DATA LINES
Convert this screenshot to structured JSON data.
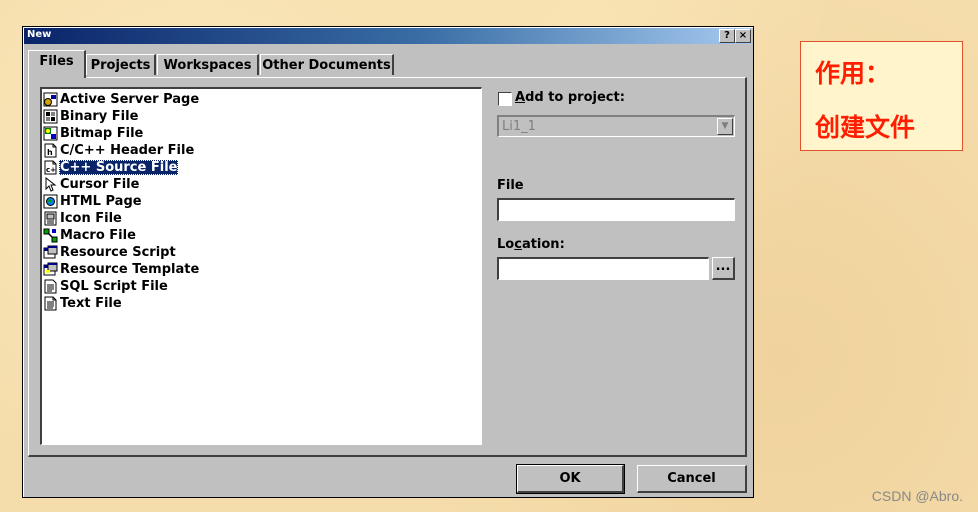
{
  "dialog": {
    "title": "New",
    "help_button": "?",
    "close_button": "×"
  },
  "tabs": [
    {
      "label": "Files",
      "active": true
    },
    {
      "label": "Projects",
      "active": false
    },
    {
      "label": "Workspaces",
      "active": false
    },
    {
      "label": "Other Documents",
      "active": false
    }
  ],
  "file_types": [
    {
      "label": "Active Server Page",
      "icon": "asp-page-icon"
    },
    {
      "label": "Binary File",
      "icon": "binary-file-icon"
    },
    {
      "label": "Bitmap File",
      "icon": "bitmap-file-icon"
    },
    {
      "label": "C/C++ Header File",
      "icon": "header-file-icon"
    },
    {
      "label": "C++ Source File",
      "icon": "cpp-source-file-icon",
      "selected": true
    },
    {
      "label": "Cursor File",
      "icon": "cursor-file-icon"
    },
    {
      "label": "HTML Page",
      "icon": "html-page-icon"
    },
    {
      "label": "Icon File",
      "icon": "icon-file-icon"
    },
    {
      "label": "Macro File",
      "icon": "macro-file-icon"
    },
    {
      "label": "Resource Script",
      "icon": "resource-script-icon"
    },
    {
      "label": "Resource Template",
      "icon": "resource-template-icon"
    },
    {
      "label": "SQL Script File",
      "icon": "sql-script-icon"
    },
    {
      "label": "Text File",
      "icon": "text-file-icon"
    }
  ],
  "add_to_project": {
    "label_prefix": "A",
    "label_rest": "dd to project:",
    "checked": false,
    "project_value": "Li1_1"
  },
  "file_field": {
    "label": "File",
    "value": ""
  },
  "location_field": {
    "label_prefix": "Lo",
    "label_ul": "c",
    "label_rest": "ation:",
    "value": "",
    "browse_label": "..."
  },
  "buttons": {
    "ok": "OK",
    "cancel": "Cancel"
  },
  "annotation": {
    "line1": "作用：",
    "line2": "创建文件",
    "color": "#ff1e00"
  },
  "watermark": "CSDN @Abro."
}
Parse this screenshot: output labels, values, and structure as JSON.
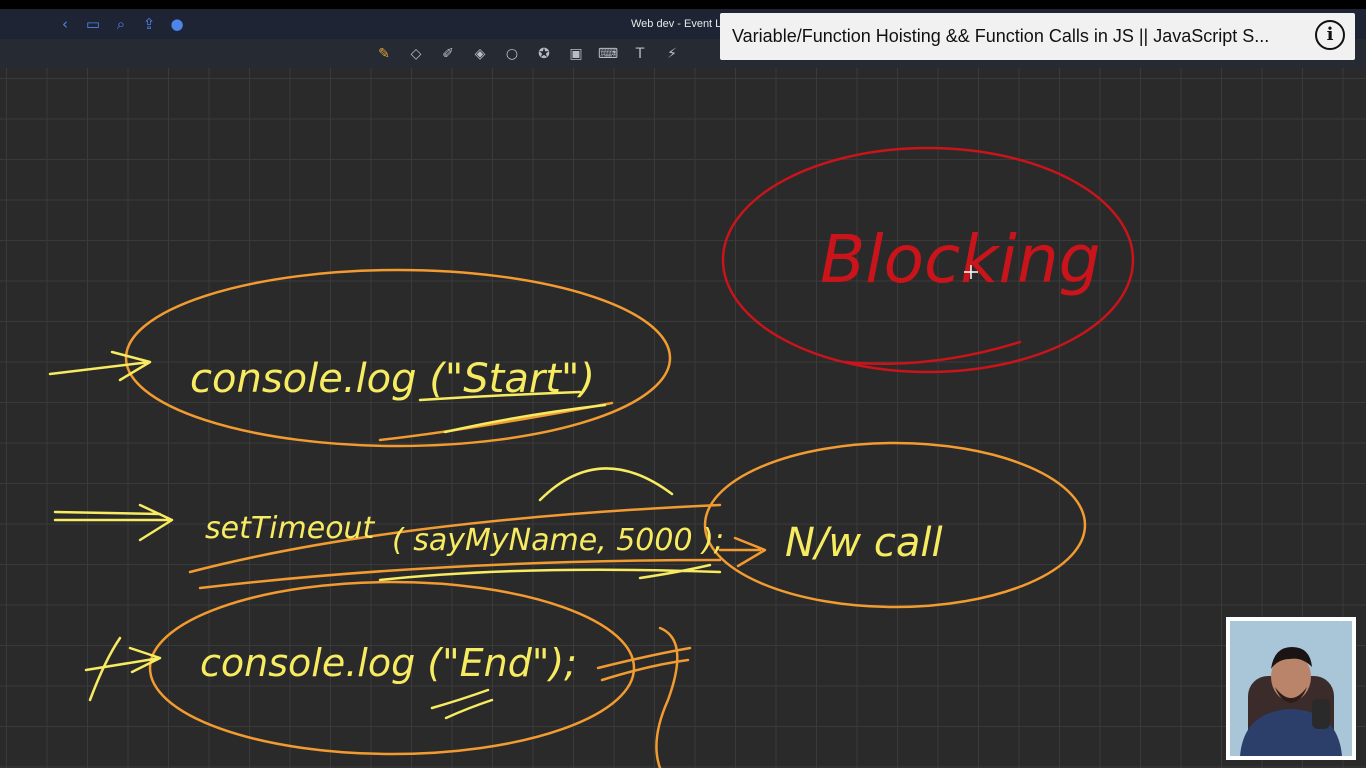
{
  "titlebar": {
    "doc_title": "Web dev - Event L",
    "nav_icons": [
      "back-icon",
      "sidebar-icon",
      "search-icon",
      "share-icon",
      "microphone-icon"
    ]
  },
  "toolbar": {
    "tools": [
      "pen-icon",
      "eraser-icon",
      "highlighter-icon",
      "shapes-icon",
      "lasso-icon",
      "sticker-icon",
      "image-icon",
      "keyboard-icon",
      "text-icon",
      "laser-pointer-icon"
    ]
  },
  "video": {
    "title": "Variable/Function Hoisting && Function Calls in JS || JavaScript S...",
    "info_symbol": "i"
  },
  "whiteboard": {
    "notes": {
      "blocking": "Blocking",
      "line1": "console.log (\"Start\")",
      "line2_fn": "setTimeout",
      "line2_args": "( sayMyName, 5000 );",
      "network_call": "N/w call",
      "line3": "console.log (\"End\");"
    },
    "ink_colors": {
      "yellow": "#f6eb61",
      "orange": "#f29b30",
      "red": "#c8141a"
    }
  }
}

EXERCISE PROMPT
Search the listing for the word "JSON" and return each line that holds it.

THE ANSWER
Convert this screenshot to structured JSON data.
Parse this screenshot: output labels, values, and structure as JSON.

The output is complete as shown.